● Task requirements
Locate every line in the records below that holds the word "upper" and return each one.

● Records from a collection of figures
= = = =
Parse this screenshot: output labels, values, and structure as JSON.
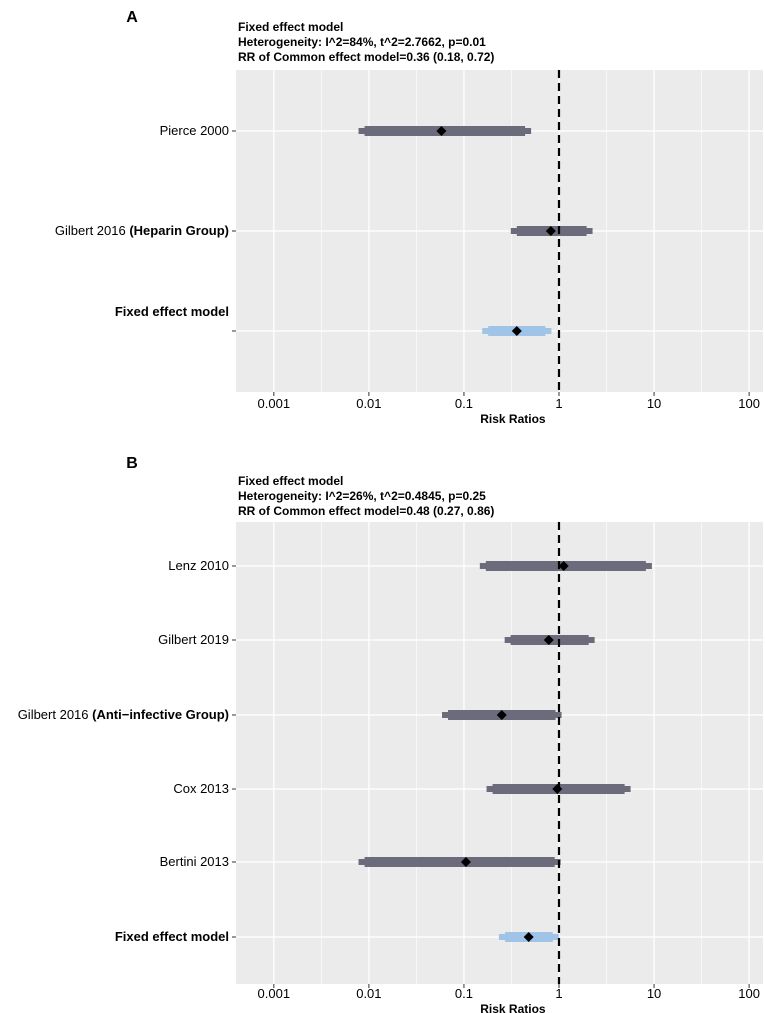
{
  "chart_data": [
    {
      "type": "forest",
      "panel_label": "A",
      "header": [
        "Fixed effect model",
        "Heterogeneity: I^2=84%, t^2=2.7662, p=0.01",
        "RR of Common effect model=0.36 (0.18, 0.72)"
      ],
      "xlabel": "Risk Ratios",
      "xscale": "log10",
      "xlim": [
        0.0004,
        140
      ],
      "xticks": [
        0.001,
        0.01,
        0.1,
        1,
        10,
        100
      ],
      "xtick_labels": [
        "0.001",
        "0.01",
        "0.1",
        "1",
        "10",
        "100"
      ],
      "reference_line": 1,
      "rows": [
        {
          "label_parts": [
            {
              "text": "Pierce 2000",
              "bold": false
            },
            {
              "text": "",
              "bold": false
            }
          ],
          "estimate": 0.058,
          "lower": 0.009,
          "upper": 0.44,
          "type": "study"
        },
        {
          "label_parts": [
            {
              "text": "Gilbert 2016 ",
              "bold": false
            },
            {
              "text": "(Heparin Group)",
              "bold": true
            }
          ],
          "estimate": 0.82,
          "lower": 0.36,
          "upper": 1.95,
          "type": "study"
        },
        {
          "label_parts": [
            {
              "text": "",
              "bold": false
            },
            {
              "text": "Fixed effect model",
              "bold": true
            }
          ],
          "estimate": 0.36,
          "lower": 0.18,
          "upper": 0.72,
          "type": "summary"
        }
      ]
    },
    {
      "type": "forest",
      "panel_label": "B",
      "header": [
        "Fixed effect model",
        "Heterogeneity: I^2=26%, t^2=0.4845, p=0.25",
        "RR of Common effect model=0.48 (0.27, 0.86)"
      ],
      "xlabel": "Risk Ratios",
      "xscale": "log10",
      "xlim": [
        0.0004,
        140
      ],
      "xticks": [
        0.001,
        0.01,
        0.1,
        1,
        10,
        100
      ],
      "xtick_labels": [
        "0.001",
        "0.01",
        "0.1",
        "1",
        "10",
        "100"
      ],
      "reference_line": 1,
      "rows": [
        {
          "label_parts": [
            {
              "text": "Lenz 2010",
              "bold": false
            },
            {
              "text": "",
              "bold": false
            }
          ],
          "estimate": 1.12,
          "lower": 0.17,
          "upper": 8.2,
          "type": "study"
        },
        {
          "label_parts": [
            {
              "text": "Gilbert 2019",
              "bold": false
            },
            {
              "text": "",
              "bold": false
            }
          ],
          "estimate": 0.78,
          "lower": 0.31,
          "upper": 2.05,
          "type": "study"
        },
        {
          "label_parts": [
            {
              "text": "Gilbert 2016 ",
              "bold": false
            },
            {
              "text": "(Anti−infective Group)",
              "bold": true
            }
          ],
          "estimate": 0.25,
          "lower": 0.068,
          "upper": 0.92,
          "type": "study"
        },
        {
          "label_parts": [
            {
              "text": "Cox 2013",
              "bold": false
            },
            {
              "text": "",
              "bold": false
            }
          ],
          "estimate": 0.96,
          "lower": 0.2,
          "upper": 4.9,
          "type": "study"
        },
        {
          "label_parts": [
            {
              "text": "Bertini 2013",
              "bold": false
            },
            {
              "text": "",
              "bold": false
            }
          ],
          "estimate": 0.105,
          "lower": 0.009,
          "upper": 0.9,
          "type": "study"
        },
        {
          "label_parts": [
            {
              "text": "",
              "bold": false
            },
            {
              "text": "Fixed effect model",
              "bold": true
            }
          ],
          "estimate": 0.48,
          "lower": 0.27,
          "upper": 0.86,
          "type": "summary"
        }
      ]
    }
  ],
  "colors": {
    "panel_bg": "#ebebeb",
    "grid": "#ffffff",
    "study_ci": "#6b6b7b",
    "summary_ci": "#9fc4e8",
    "marker": "#000000",
    "reference_line": "#000000"
  }
}
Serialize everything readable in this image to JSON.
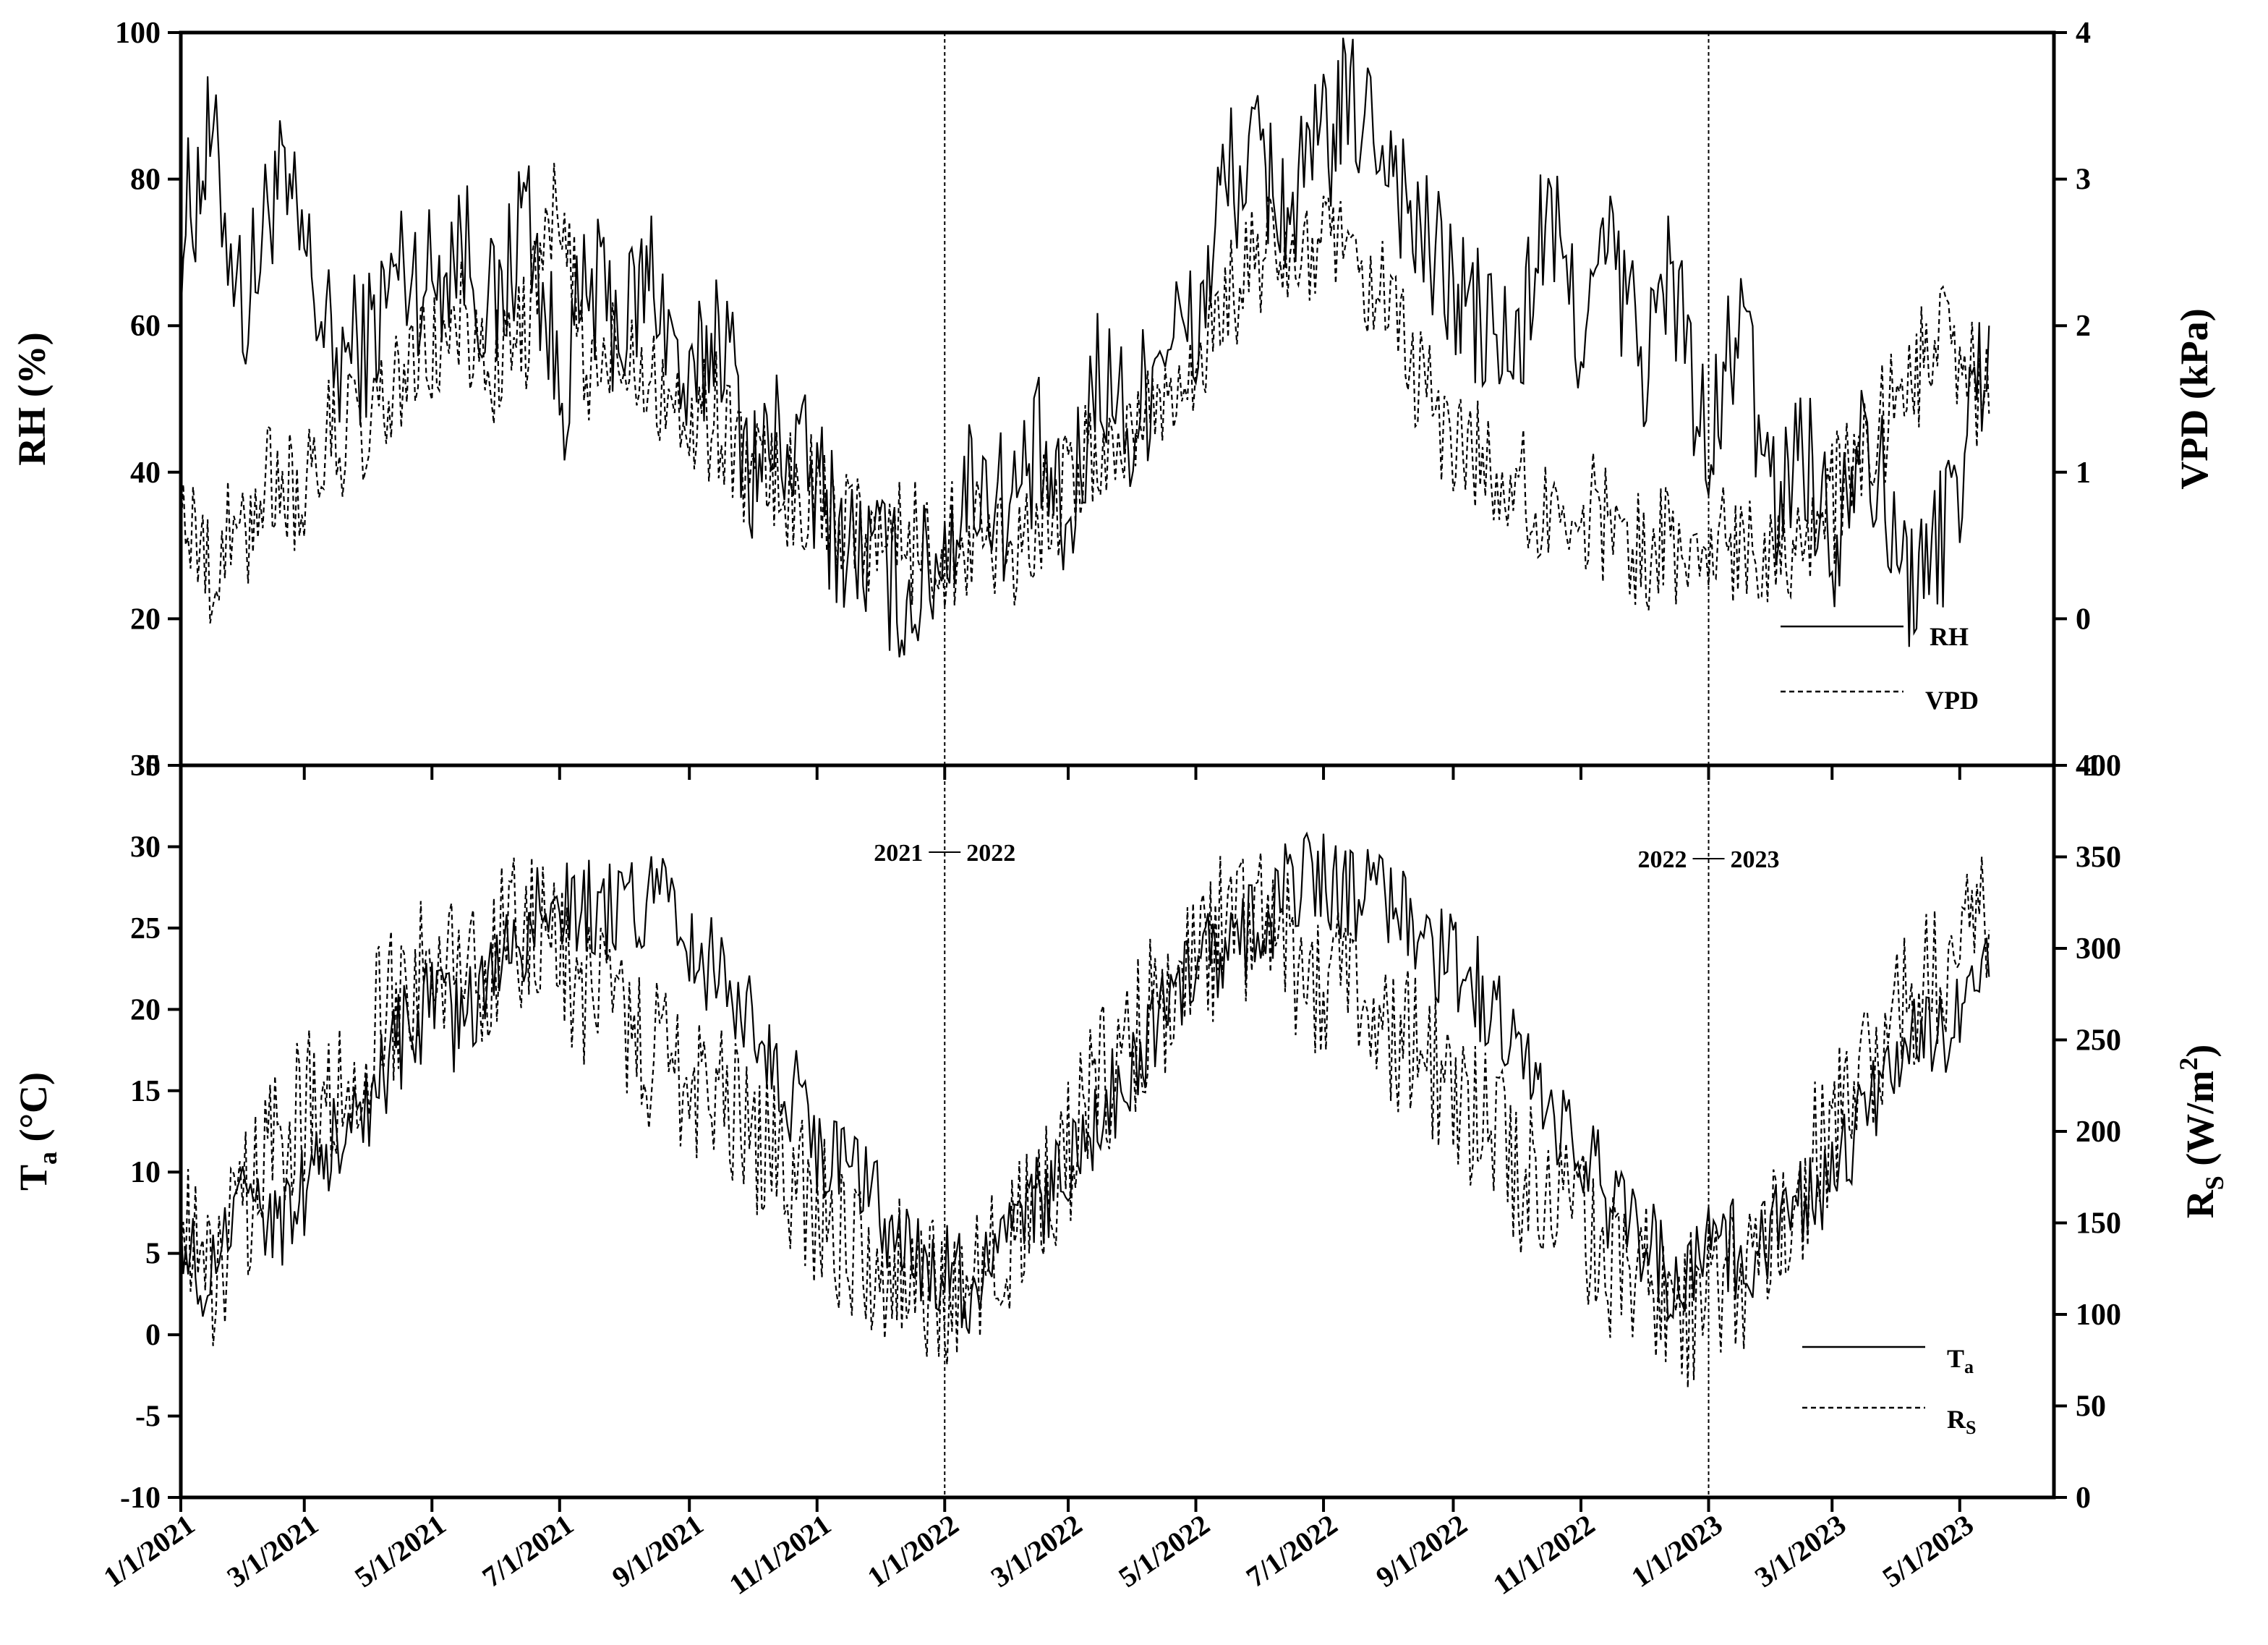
{
  "chart_data": [
    {
      "type": "line",
      "panel": "top",
      "ylabel": "RH (%)",
      "y2label": "VPD (kPa)",
      "ylim": [
        0,
        100
      ],
      "y_ticks": [
        "0",
        "20",
        "40",
        "60",
        "80",
        "100"
      ],
      "y2lim": [
        -1,
        4
      ],
      "y2_ticks": [
        "-1",
        "0",
        "1",
        "2",
        "3",
        "4"
      ],
      "grid": false,
      "legend_position": "lower-right",
      "series": [
        {
          "name": "RH",
          "axis": "left",
          "line_style": "solid",
          "color": "#000000",
          "x": [
            "2021-01-01",
            "2021-01-15",
            "2021-02-01",
            "2021-02-15",
            "2021-03-01",
            "2021-03-15",
            "2021-04-01",
            "2021-04-15",
            "2021-05-01",
            "2021-05-15",
            "2021-06-01",
            "2021-06-15",
            "2021-07-01",
            "2021-07-15",
            "2021-08-01",
            "2021-08-15",
            "2021-09-01",
            "2021-09-15",
            "2021-10-01",
            "2021-10-15",
            "2021-11-01",
            "2021-11-15",
            "2021-12-01",
            "2021-12-15",
            "2022-01-01",
            "2022-01-15",
            "2022-02-01",
            "2022-02-15",
            "2022-03-01",
            "2022-03-15",
            "2022-04-01",
            "2022-04-15",
            "2022-05-01",
            "2022-05-15",
            "2022-06-01",
            "2022-06-15",
            "2022-07-01",
            "2022-07-15",
            "2022-08-01",
            "2022-08-15",
            "2022-09-01",
            "2022-09-15",
            "2022-10-01",
            "2022-10-15",
            "2022-11-01",
            "2022-11-15",
            "2022-12-01",
            "2022-12-15",
            "2023-01-01",
            "2023-01-15",
            "2023-02-01",
            "2023-02-15",
            "2023-03-01",
            "2023-03-15",
            "2023-04-01",
            "2023-04-15",
            "2023-05-01",
            "2023-05-15"
          ],
          "values": [
            72,
            85,
            62,
            80,
            70,
            55,
            58,
            68,
            66,
            72,
            60,
            78,
            50,
            65,
            60,
            68,
            48,
            62,
            40,
            45,
            38,
            30,
            28,
            22,
            30,
            40,
            35,
            42,
            30,
            55,
            45,
            60,
            58,
            80,
            82,
            75,
            85,
            90,
            85,
            72,
            65,
            60,
            55,
            75,
            60,
            70,
            55,
            68,
            40,
            62,
            35,
            45,
            30,
            50,
            28,
            25,
            40,
            60
          ]
        },
        {
          "name": "VPD",
          "axis": "right",
          "line_style": "dashed",
          "color": "#000000",
          "x": [
            "2021-01-01",
            "2021-01-15",
            "2021-02-01",
            "2021-02-15",
            "2021-03-01",
            "2021-03-15",
            "2021-04-01",
            "2021-04-15",
            "2021-05-01",
            "2021-05-15",
            "2021-06-01",
            "2021-06-15",
            "2021-07-01",
            "2021-07-15",
            "2021-08-01",
            "2021-08-15",
            "2021-09-01",
            "2021-09-15",
            "2021-10-01",
            "2021-10-15",
            "2021-11-01",
            "2021-11-15",
            "2021-12-01",
            "2021-12-15",
            "2022-01-01",
            "2022-01-15",
            "2022-02-01",
            "2022-02-15",
            "2022-03-01",
            "2022-03-15",
            "2022-04-01",
            "2022-04-15",
            "2022-05-01",
            "2022-05-15",
            "2022-06-01",
            "2022-06-15",
            "2022-07-01",
            "2022-07-15",
            "2022-08-01",
            "2022-08-15",
            "2022-09-01",
            "2022-09-15",
            "2022-10-01",
            "2022-10-15",
            "2022-11-01",
            "2022-11-15",
            "2022-12-01",
            "2022-12-15",
            "2023-01-01",
            "2023-01-15",
            "2023-02-01",
            "2023-02-15",
            "2023-03-01",
            "2023-03-15",
            "2023-04-01",
            "2023-04-15",
            "2023-05-01",
            "2023-05-15"
          ],
          "values": [
            0.7,
            0.4,
            0.6,
            1.0,
            0.8,
            1.3,
            1.2,
            1.6,
            1.8,
            2.0,
            1.7,
            2.0,
            2.8,
            1.6,
            1.9,
            1.7,
            1.3,
            1.4,
            1.0,
            0.9,
            0.8,
            0.7,
            0.6,
            0.5,
            0.5,
            0.6,
            0.5,
            0.7,
            0.9,
            1.1,
            1.3,
            1.5,
            1.8,
            2.1,
            2.5,
            2.4,
            2.6,
            2.3,
            2.1,
            1.6,
            1.2,
            1.1,
            0.9,
            0.7,
            0.8,
            0.6,
            0.5,
            0.5,
            0.4,
            0.6,
            0.5,
            0.6,
            0.8,
            1.0,
            1.5,
            1.8,
            1.9,
            1.4
          ]
        }
      ]
    },
    {
      "type": "line",
      "panel": "bottom",
      "ylabel": "T",
      "ylabel_sub": "a",
      "ylabel_unit": "(°C)",
      "y2label": "R",
      "y2label_sub": "S",
      "y2label_unit": "(W/m",
      "y2label_sup": "2",
      "y2label_close": ")",
      "ylim": [
        -10,
        35
      ],
      "y_ticks": [
        "-10",
        "-5",
        "0",
        "5",
        "10",
        "15",
        "20",
        "25",
        "30",
        "35"
      ],
      "y2lim": [
        0,
        400
      ],
      "y2_ticks": [
        "0",
        "50",
        "100",
        "150",
        "200",
        "250",
        "300",
        "350",
        "400"
      ],
      "grid": false,
      "legend_position": "lower-right",
      "series": [
        {
          "name": "T",
          "name_sub": "a",
          "axis": "left",
          "line_style": "solid",
          "color": "#000000",
          "x": [
            "2021-01-01",
            "2021-01-15",
            "2021-02-01",
            "2021-02-15",
            "2021-03-01",
            "2021-03-15",
            "2021-04-01",
            "2021-04-15",
            "2021-05-01",
            "2021-05-15",
            "2021-06-01",
            "2021-06-15",
            "2021-07-01",
            "2021-07-15",
            "2021-08-01",
            "2021-08-15",
            "2021-09-01",
            "2021-09-15",
            "2021-10-01",
            "2021-10-15",
            "2021-11-01",
            "2021-11-15",
            "2021-12-01",
            "2021-12-15",
            "2022-01-01",
            "2022-01-15",
            "2022-02-01",
            "2022-02-15",
            "2022-03-01",
            "2022-03-15",
            "2022-04-01",
            "2022-04-15",
            "2022-05-01",
            "2022-05-15",
            "2022-06-01",
            "2022-06-15",
            "2022-07-01",
            "2022-07-15",
            "2022-08-01",
            "2022-08-15",
            "2022-09-01",
            "2022-09-15",
            "2022-10-01",
            "2022-10-15",
            "2022-11-01",
            "2022-11-15",
            "2022-12-01",
            "2022-12-15",
            "2023-01-01",
            "2023-01-15",
            "2023-02-01",
            "2023-02-15",
            "2023-03-01",
            "2023-03-15",
            "2023-04-01",
            "2023-04-15",
            "2023-05-01",
            "2023-05-15"
          ],
          "values": [
            5,
            4,
            8,
            6,
            9,
            12,
            14,
            18,
            20,
            19,
            22,
            25,
            27,
            26,
            26,
            27,
            24,
            22,
            20,
            16,
            12,
            10,
            8,
            5,
            4,
            3,
            5,
            8,
            10,
            13,
            17,
            20,
            22,
            24,
            25,
            28,
            28,
            27,
            27,
            24,
            23,
            21,
            18,
            14,
            12,
            8,
            6,
            3,
            6,
            5,
            6,
            8,
            10,
            13,
            17,
            18,
            19,
            22
          ]
        },
        {
          "name": "R",
          "name_sub": "S",
          "axis": "right",
          "line_style": "dashed",
          "color": "#000000",
          "x": [
            "2021-01-01",
            "2021-01-15",
            "2021-02-01",
            "2021-02-15",
            "2021-03-01",
            "2021-03-15",
            "2021-04-01",
            "2021-04-15",
            "2021-05-01",
            "2021-05-15",
            "2021-06-01",
            "2021-06-15",
            "2021-07-01",
            "2021-07-15",
            "2021-08-01",
            "2021-08-15",
            "2021-09-01",
            "2021-09-15",
            "2021-10-01",
            "2021-10-15",
            "2021-11-01",
            "2021-11-15",
            "2021-12-01",
            "2021-12-15",
            "2022-01-01",
            "2022-01-15",
            "2022-02-01",
            "2022-02-15",
            "2022-03-01",
            "2022-03-15",
            "2022-04-01",
            "2022-04-15",
            "2022-05-01",
            "2022-05-15",
            "2022-06-01",
            "2022-06-15",
            "2022-07-01",
            "2022-07-15",
            "2022-08-01",
            "2022-08-15",
            "2022-09-01",
            "2022-09-15",
            "2022-10-01",
            "2022-10-15",
            "2022-11-01",
            "2022-11-15",
            "2022-12-01",
            "2022-12-15",
            "2023-01-01",
            "2023-01-15",
            "2023-02-01",
            "2023-02-15",
            "2023-03-01",
            "2023-03-15",
            "2023-04-01",
            "2023-04-15",
            "2023-05-01",
            "2023-05-15"
          ],
          "values": [
            140,
            120,
            160,
            190,
            210,
            230,
            250,
            270,
            290,
            280,
            300,
            310,
            290,
            270,
            260,
            240,
            230,
            220,
            200,
            180,
            160,
            140,
            130,
            120,
            110,
            120,
            140,
            160,
            190,
            220,
            250,
            270,
            290,
            310,
            320,
            300,
            280,
            270,
            260,
            240,
            220,
            200,
            180,
            160,
            150,
            130,
            120,
            100,
            110,
            120,
            140,
            170,
            200,
            230,
            260,
            280,
            300,
            310
          ]
        }
      ],
      "year_markers": [
        {
          "left": "2021",
          "right": "2022",
          "date": "2022-01-01"
        },
        {
          "left": "2022",
          "right": "2023",
          "date": "2023-01-01"
        }
      ]
    }
  ],
  "x_axis": {
    "xlim": [
      "2021-01-01",
      "2023-06-15"
    ],
    "ticks": [
      {
        "date": "2021-01-01",
        "label": "1/1/2021"
      },
      {
        "date": "2021-03-01",
        "label": "3/1/2021"
      },
      {
        "date": "2021-05-01",
        "label": "5/1/2021"
      },
      {
        "date": "2021-07-01",
        "label": "7/1/2021"
      },
      {
        "date": "2021-09-01",
        "label": "9/1/2021"
      },
      {
        "date": "2021-11-01",
        "label": "11/1/2021"
      },
      {
        "date": "2022-01-01",
        "label": "1/1/2022"
      },
      {
        "date": "2022-03-01",
        "label": "3/1/2022"
      },
      {
        "date": "2022-05-01",
        "label": "5/1/2022"
      },
      {
        "date": "2022-07-01",
        "label": "7/1/2022"
      },
      {
        "date": "2022-09-01",
        "label": "9/1/2022"
      },
      {
        "date": "2022-11-01",
        "label": "11/1/2022"
      },
      {
        "date": "2023-01-01",
        "label": "1/1/2023"
      },
      {
        "date": "2023-03-01",
        "label": "3/1/2023"
      },
      {
        "date": "2023-05-01",
        "label": "5/1/2023"
      }
    ]
  }
}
= = = =
● Solution below
          "upper": 0.44,
          "upper": 1.95,
          "upper": 0.72,
          "upper": 8.2,
          "upper": 2.05,
          "upper": 0.92,
          "upper": 4.9,
          "upper": 0.9,
          "upper": 0.86,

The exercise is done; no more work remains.